Given task =>
Each line below should be reproduced without any alteration.

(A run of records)

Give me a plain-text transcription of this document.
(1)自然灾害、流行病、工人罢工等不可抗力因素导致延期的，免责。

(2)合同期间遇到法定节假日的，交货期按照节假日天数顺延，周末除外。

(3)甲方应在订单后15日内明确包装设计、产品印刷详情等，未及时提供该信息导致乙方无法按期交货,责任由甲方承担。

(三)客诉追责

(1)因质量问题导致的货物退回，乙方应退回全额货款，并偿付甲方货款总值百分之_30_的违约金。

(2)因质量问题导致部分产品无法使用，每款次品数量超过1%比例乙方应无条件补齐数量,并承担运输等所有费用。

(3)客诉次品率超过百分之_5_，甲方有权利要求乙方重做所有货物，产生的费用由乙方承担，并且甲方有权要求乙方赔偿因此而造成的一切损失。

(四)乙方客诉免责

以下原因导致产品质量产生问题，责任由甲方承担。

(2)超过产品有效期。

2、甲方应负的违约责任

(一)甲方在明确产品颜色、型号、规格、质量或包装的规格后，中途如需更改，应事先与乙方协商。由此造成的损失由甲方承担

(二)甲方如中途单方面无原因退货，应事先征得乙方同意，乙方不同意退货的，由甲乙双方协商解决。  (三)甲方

Solution to this problem =>
Give me a plain-text transcription of this document.
(1)自然灾害、流行病、工人罢工等不可抗力因素导致延期的，免责。

(2)合同期间遇到法定节假日的，交货期按照节假日天数顺延，周末除外。

(3)甲方应在订单后15日内明确包装设计、产品印刷详情等，未及时提供该信息导致乙方无法按期交货,责任由甲方承担。

(三)客诉追责

(1)因质量问题导致的货物退回，乙方应退回全额货款，并偿付甲方货款总值百分之_30_的违约金。

(2)因质量问题导致部分产品无法使用，每款次品数量超过1%比例乙方应无条件补齐数量,并承担运输等所有费用。

(3)客诉次品率超过百分之_5_，甲方有权利要求乙方重做所有货物，产生的费用由乙方承担，并且甲方有权要求乙方赔偿因此而造成的一切损失。

(四)乙方客诉免责

以下原因导致产品质量产生问题，责任由甲方承担。

(2)超过产品有效期。

2、甲方应负的违约责任

(一)甲方在明确产品颜色、型号、规格、质量或包装的规格后，中途如需更改，应事先与乙方协商。由此造成的损失由甲方承担

(二)甲方如中途单方面无原因退货，应事先征得乙方同意，乙方不同意退货的，由甲乙双方协商解决。  (三)甲方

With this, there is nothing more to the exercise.